▶ [What you will do] Every line below must be reproduced exactly. Copy them all.

▶ [Given records]
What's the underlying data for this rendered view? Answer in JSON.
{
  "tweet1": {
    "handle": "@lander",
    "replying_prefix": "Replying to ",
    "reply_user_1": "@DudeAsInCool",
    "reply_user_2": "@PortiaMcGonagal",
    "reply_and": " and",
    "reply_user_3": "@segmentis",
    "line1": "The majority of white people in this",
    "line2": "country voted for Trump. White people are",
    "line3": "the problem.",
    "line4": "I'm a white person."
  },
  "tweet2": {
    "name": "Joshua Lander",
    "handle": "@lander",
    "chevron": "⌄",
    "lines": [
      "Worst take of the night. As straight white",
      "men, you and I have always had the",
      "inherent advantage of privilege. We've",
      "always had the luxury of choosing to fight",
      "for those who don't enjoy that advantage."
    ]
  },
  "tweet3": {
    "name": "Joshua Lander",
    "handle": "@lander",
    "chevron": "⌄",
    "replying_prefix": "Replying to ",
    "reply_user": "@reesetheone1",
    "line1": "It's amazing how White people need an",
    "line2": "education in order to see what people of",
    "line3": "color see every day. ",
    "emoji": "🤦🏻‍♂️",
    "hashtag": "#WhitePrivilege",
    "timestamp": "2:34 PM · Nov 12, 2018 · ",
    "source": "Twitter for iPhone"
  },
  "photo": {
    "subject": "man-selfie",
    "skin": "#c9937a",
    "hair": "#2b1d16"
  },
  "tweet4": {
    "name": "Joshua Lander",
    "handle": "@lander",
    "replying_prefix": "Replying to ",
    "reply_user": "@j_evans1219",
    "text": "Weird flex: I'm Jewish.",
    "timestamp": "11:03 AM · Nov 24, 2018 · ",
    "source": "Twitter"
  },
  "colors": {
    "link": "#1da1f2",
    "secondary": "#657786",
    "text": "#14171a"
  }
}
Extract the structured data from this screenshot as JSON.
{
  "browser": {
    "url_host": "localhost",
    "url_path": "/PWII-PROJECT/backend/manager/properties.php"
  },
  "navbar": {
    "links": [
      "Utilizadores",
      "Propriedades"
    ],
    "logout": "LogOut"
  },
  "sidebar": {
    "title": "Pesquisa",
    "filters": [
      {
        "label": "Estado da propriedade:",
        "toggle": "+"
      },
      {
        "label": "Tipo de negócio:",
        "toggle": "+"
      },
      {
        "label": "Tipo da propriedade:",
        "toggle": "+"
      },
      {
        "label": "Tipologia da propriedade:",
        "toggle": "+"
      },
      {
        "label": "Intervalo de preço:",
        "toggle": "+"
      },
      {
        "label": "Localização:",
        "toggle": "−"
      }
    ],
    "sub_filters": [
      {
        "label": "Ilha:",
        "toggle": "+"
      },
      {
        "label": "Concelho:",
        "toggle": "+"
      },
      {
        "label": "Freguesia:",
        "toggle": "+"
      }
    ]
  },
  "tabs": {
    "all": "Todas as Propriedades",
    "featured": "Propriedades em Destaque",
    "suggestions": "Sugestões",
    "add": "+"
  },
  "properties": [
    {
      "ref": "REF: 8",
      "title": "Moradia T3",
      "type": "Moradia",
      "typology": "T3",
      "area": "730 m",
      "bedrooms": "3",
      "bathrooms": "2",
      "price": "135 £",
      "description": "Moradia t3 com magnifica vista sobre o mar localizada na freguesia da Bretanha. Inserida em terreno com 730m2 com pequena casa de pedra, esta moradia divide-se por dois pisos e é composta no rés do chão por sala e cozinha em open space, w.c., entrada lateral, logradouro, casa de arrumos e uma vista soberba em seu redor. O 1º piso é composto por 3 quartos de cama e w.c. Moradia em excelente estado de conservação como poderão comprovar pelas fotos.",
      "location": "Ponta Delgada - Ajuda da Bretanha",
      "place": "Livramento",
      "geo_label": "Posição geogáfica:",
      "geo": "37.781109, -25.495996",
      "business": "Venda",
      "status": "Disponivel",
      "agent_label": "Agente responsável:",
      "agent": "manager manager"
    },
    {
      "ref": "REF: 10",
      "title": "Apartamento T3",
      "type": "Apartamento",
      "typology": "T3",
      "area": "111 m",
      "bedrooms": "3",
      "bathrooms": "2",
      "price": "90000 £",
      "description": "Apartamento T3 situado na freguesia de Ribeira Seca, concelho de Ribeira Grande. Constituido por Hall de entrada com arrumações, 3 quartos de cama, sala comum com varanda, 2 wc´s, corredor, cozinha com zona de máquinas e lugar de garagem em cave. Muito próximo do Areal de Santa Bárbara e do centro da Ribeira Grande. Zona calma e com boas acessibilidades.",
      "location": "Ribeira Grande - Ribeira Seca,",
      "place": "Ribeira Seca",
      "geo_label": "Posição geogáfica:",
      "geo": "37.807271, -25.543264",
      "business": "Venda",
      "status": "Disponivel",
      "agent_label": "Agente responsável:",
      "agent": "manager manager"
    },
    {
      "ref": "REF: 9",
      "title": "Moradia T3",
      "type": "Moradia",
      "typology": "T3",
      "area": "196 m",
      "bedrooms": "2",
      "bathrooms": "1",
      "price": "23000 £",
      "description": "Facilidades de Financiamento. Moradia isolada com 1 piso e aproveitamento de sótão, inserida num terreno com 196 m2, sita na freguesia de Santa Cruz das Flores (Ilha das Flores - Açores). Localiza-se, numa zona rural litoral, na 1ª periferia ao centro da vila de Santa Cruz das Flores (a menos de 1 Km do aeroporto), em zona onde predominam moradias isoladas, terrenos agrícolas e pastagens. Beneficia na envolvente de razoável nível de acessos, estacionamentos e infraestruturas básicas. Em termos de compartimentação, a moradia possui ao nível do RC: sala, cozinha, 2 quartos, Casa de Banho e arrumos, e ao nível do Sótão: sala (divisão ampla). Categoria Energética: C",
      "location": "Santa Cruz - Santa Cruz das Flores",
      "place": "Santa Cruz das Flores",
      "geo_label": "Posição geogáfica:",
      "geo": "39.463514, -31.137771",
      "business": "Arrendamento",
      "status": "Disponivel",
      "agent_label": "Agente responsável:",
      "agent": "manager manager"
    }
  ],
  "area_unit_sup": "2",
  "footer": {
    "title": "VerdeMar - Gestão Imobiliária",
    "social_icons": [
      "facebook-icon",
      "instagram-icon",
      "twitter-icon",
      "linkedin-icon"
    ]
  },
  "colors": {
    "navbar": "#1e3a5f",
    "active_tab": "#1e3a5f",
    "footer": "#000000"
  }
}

▶ [Full answer]
What's the underlying data for this rendered view? Answer in JSON.
{
  "tweet1": {
    "handle": "@lander",
    "replying_prefix": "Replying to ",
    "reply_user_1": "@DudeAsInCool",
    "reply_user_2": "@PortiaMcGonagal",
    "reply_and": " and",
    "reply_user_3": "@segmentis",
    "line1": "The majority of white people in this",
    "line2": "country voted for Trump. White people are",
    "line3": "the problem.",
    "line4": "I'm a white person."
  },
  "tweet2": {
    "name": "Joshua Lander",
    "handle": "@lander",
    "chevron": "⌄",
    "lines": [
      "Worst take of the night. As straight white",
      "men, you and I have always had the",
      "inherent advantage of privilege. We've",
      "always had the luxury of choosing to fight",
      "for those who don't enjoy that advantage."
    ]
  },
  "tweet3": {
    "name": "Joshua Lander",
    "handle": "@lander",
    "chevron": "⌄",
    "replying_prefix": "Replying to ",
    "reply_user": "@reesetheone1",
    "line1": "It's amazing how White people need an",
    "line2": "education in order to see what people of",
    "line3": "color see every day. ",
    "emoji": "🤦🏻‍♂️",
    "hashtag": "#WhitePrivilege",
    "timestamp": "2:34 PM · Nov 12, 2018 · ",
    "source": "Twitter for iPhone"
  },
  "photo": {
    "subject": "man-selfie",
    "skin": "#c9937a",
    "hair": "#2b1d16"
  },
  "tweet4": {
    "name": "Joshua Lander",
    "handle": "@lander",
    "replying_prefix": "Replying to ",
    "reply_user": "@j_evans1219",
    "text": "Weird flex: I'm Jewish.",
    "timestamp": "11:03 AM · Nov 24, 2018 · ",
    "source": "Twitter"
  },
  "colors": {
    "link": "#1da1f2",
    "secondary": "#657786",
    "text": "#14171a"
  }
}
Extract the structured data from this screenshot as JSON.
{
  "browser": {
    "url_host": "localhost",
    "url_path": "/PWII-PROJECT/backend/manager/properties.php"
  },
  "navbar": {
    "links": [
      "Utilizadores",
      "Propriedades"
    ],
    "logout": "LogOut"
  },
  "sidebar": {
    "title": "Pesquisa",
    "filters": [
      {
        "label": "Estado da propriedade:",
        "toggle": "+"
      },
      {
        "label": "Tipo de negócio:",
        "toggle": "+"
      },
      {
        "label": "Tipo da propriedade:",
        "toggle": "+"
      },
      {
        "label": "Tipologia da propriedade:",
        "toggle": "+"
      },
      {
        "label": "Intervalo de preço:",
        "toggle": "+"
      },
      {
        "label": "Localização:",
        "toggle": "−"
      }
    ],
    "sub_filters": [
      {
        "label": "Ilha:",
        "toggle": "+"
      },
      {
        "label": "Concelho:",
        "toggle": "+"
      },
      {
        "label": "Freguesia:",
        "toggle": "+"
      }
    ]
  },
  "tabs": {
    "all": "Todas as Propriedades",
    "featured": "Propriedades em Destaque",
    "suggestions": "Sugestões",
    "add": "+"
  },
  "properties": [
    {
      "ref": "REF: 8",
      "title": "Moradia T3",
      "type": "Moradia",
      "typology": "T3",
      "area": "730 m",
      "bedrooms": "3",
      "bathrooms": "2",
      "price": "135 £",
      "description": "Moradia t3 com magnifica vista sobre o mar localizada na freguesia da Bretanha. Inserida em terreno com 730m2 com pequena casa de pedra, esta moradia divide-se por dois pisos e é composta no rés do chão por sala e cozinha em open space, w.c., entrada lateral, logradouro, casa de arrumos e uma vista soberba em seu redor. O 1º piso é composto por 3 quartos de cama e w.c. Moradia em excelente estado de conservação como poderão comprovar pelas fotos.",
      "location": "Ponta Delgada - Ajuda da Bretanha",
      "place": "Livramento",
      "geo_label": "Posição geogáfica:",
      "geo": "37.781109, -25.495996",
      "business": "Venda",
      "status": "Disponivel",
      "agent_label": "Agente responsável:",
      "agent": "manager manager"
    },
    {
      "ref": "REF: 10",
      "title": "Apartamento T3",
      "type": "Apartamento",
      "typology": "T3",
      "area": "111 m",
      "bedrooms": "3",
      "bathrooms": "2",
      "price": "90000 £",
      "description": "Apartamento T3 situado na freguesia de Ribeira Seca, concelho de Ribeira Grande. Constituido por Hall de entrada com arrumações, 3 quartos de cama, sala comum com varanda, 2 wc´s, corredor, cozinha com zona de máquinas e lugar de garagem em cave. Muito próximo do Areal de Santa Bárbara e do centro da Ribeira Grande. Zona calma e com boas acessibilidades.",
      "location": "Ribeira Grande - Ribeira Seca,",
      "place": "Ribeira Seca",
      "geo_label": "Posição geogáfica:",
      "geo": "37.807271, -25.543264",
      "business": "Venda",
      "status": "Disponivel",
      "agent_label": "Agente responsável:",
      "agent": "manager manager"
    },
    {
      "ref": "REF: 9",
      "title": "Moradia T3",
      "type": "Moradia",
      "typology": "T3",
      "area": "196 m",
      "bedrooms": "2",
      "bathrooms": "1",
      "price": "23000 £",
      "description": "Facilidades de Financiamento. Moradia isolada com 1 piso e aproveitamento de sótão, inserida num terreno com 196 m2, sita na freguesia de Santa Cruz das Flores (Ilha das Flores - Açores). Localiza-se, numa zona rural litoral, na 1ª periferia ao centro da vila de Santa Cruz das Flores (a menos de 1 Km do aeroporto), em zona onde predominam moradias isoladas, terrenos agrícolas e pastagens. Beneficia na envolvente de razoável nível de acessos, estacionamentos e infraestruturas básicas. Em termos de compartimentação, a moradia possui ao nível do RC: sala, cozinha, 2 quartos, Casa de Banho e arrumos, e ao nível do Sótão: sala (divisão ampla). Categoria Energética: C",
      "location": "Santa Cruz - Santa Cruz das Flores",
      "place": "Santa Cruz das Flores",
      "geo_label": "Posição geogáfica:",
      "geo": "39.463514, -31.137771",
      "business": "Arrendamento",
      "status": "Disponivel",
      "agent_label": "Agente responsável:",
      "agent": "manager manager"
    }
  ],
  "area_unit_sup": "2",
  "footer": {
    "title": "VerdeMar - Gestão Imobiliária",
    "social_icons": [
      "facebook-icon",
      "instagram-icon",
      "twitter-icon",
      "linkedin-icon"
    ]
  },
  "colors": {
    "navbar": "#1e3a5f",
    "active_tab": "#1e3a5f",
    "footer": "#000000"
  }
}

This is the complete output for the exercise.